>> BEGIN

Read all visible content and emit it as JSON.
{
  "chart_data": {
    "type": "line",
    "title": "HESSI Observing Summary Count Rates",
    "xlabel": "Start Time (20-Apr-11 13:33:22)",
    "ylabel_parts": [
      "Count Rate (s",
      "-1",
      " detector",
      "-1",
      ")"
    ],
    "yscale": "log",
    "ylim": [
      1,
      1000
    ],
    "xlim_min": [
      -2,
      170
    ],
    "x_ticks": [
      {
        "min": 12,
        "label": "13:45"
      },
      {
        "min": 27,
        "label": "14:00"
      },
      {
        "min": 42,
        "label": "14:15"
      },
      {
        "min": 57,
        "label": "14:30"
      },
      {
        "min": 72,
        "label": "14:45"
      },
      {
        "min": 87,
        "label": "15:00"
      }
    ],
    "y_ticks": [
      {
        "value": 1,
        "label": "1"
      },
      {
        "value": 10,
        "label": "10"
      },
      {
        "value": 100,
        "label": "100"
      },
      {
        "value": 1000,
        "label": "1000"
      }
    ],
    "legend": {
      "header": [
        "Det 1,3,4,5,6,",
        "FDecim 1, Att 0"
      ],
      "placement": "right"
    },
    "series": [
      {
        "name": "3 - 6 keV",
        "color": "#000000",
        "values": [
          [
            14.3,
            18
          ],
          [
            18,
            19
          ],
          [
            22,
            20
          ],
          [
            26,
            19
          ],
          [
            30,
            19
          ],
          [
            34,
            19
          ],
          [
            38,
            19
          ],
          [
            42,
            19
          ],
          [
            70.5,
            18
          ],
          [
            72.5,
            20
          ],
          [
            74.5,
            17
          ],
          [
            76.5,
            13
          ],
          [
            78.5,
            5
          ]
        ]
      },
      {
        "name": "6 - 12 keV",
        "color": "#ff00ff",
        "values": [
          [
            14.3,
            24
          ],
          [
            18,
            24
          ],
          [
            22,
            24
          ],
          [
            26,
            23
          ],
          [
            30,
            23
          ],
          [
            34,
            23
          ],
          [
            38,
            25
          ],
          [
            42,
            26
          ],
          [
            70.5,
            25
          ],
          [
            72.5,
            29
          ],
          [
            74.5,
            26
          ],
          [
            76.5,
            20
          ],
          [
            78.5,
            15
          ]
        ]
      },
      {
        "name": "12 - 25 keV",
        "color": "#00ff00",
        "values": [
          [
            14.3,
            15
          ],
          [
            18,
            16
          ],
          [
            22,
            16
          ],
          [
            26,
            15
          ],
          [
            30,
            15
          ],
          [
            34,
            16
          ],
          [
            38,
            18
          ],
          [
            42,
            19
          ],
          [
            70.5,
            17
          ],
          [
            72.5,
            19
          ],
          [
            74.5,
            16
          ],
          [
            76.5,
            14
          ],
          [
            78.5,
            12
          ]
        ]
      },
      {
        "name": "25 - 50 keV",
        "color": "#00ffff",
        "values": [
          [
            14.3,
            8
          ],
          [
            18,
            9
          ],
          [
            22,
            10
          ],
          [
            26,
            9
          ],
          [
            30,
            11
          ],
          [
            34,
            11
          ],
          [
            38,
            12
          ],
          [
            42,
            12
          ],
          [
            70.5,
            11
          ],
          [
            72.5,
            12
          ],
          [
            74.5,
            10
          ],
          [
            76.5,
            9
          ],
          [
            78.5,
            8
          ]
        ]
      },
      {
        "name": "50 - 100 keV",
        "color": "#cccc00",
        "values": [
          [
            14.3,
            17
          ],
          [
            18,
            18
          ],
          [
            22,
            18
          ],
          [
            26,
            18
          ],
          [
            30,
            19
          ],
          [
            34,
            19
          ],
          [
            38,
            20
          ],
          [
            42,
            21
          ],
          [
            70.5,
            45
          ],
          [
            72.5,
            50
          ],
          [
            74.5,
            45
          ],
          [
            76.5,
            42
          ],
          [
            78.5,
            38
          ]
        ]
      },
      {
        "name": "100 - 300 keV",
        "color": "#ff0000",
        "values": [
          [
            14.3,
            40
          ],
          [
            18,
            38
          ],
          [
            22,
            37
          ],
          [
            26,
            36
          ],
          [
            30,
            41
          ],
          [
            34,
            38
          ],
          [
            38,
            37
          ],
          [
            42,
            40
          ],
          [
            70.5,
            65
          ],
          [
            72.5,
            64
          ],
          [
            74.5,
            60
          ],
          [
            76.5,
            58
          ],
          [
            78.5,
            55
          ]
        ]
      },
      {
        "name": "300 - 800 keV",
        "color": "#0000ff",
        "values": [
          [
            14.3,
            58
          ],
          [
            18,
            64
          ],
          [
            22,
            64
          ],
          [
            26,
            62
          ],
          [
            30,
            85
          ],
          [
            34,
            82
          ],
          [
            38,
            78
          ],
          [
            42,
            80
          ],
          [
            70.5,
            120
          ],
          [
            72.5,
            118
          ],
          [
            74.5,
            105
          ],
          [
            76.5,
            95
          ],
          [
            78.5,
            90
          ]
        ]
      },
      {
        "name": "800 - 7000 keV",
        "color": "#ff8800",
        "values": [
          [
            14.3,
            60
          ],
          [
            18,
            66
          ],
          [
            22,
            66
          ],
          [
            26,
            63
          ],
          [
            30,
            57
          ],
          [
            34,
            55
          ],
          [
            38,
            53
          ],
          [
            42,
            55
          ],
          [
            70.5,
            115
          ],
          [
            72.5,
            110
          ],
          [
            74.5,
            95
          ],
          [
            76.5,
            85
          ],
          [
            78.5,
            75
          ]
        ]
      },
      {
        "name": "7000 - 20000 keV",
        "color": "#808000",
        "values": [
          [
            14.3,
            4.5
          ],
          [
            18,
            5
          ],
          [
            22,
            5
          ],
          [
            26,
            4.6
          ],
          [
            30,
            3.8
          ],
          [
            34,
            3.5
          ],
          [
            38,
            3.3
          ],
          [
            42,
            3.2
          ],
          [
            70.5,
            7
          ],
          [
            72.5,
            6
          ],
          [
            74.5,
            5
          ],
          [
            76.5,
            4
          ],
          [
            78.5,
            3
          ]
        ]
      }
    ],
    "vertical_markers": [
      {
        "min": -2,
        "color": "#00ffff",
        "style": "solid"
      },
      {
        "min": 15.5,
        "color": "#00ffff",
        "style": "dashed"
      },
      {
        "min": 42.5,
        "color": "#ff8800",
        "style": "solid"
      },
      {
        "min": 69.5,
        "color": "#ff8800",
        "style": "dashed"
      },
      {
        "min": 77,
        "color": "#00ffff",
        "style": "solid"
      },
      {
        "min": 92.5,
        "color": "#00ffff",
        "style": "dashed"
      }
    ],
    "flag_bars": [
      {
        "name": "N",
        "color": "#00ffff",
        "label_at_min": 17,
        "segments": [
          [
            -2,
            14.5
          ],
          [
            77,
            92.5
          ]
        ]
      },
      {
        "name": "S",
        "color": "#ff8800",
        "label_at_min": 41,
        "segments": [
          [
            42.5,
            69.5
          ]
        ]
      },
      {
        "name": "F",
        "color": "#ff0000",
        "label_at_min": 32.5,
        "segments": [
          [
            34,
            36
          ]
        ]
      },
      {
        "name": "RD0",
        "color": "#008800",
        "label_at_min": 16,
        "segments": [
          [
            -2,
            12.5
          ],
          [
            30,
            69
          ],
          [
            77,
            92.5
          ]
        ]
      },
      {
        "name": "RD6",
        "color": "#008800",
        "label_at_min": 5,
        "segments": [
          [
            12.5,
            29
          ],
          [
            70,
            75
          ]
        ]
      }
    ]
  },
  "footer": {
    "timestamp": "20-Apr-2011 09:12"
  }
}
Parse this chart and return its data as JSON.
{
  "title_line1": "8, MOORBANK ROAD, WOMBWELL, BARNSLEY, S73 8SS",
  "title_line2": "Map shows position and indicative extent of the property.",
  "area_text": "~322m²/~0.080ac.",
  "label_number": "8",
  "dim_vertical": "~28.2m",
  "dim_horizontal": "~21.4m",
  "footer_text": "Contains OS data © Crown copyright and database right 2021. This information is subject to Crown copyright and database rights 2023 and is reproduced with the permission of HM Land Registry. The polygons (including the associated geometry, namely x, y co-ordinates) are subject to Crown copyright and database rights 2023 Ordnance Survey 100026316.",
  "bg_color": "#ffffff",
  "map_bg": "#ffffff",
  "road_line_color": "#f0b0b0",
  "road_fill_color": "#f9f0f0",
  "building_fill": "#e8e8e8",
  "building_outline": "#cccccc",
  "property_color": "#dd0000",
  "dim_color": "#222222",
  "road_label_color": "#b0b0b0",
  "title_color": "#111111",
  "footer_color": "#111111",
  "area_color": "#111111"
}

>> END

Each line from the one containing "Parse this chart and return its data as JSON." to the final line of the entries above must be returned exactly, and no other line may appear.

Parse this chart and return its data as JSON.
{
  "title_line1": "8, MOORBANK ROAD, WOMBWELL, BARNSLEY, S73 8SS",
  "title_line2": "Map shows position and indicative extent of the property.",
  "area_text": "~322m²/~0.080ac.",
  "label_number": "8",
  "dim_vertical": "~28.2m",
  "dim_horizontal": "~21.4m",
  "footer_text": "Contains OS data © Crown copyright and database right 2021. This information is subject to Crown copyright and database rights 2023 and is reproduced with the permission of HM Land Registry. The polygons (including the associated geometry, namely x, y co-ordinates) are subject to Crown copyright and database rights 2023 Ordnance Survey 100026316.",
  "bg_color": "#ffffff",
  "map_bg": "#ffffff",
  "road_line_color": "#f0b0b0",
  "road_fill_color": "#f9f0f0",
  "building_fill": "#e8e8e8",
  "building_outline": "#cccccc",
  "property_color": "#dd0000",
  "dim_color": "#222222",
  "road_label_color": "#b0b0b0",
  "title_color": "#111111",
  "footer_color": "#111111",
  "area_color": "#111111"
}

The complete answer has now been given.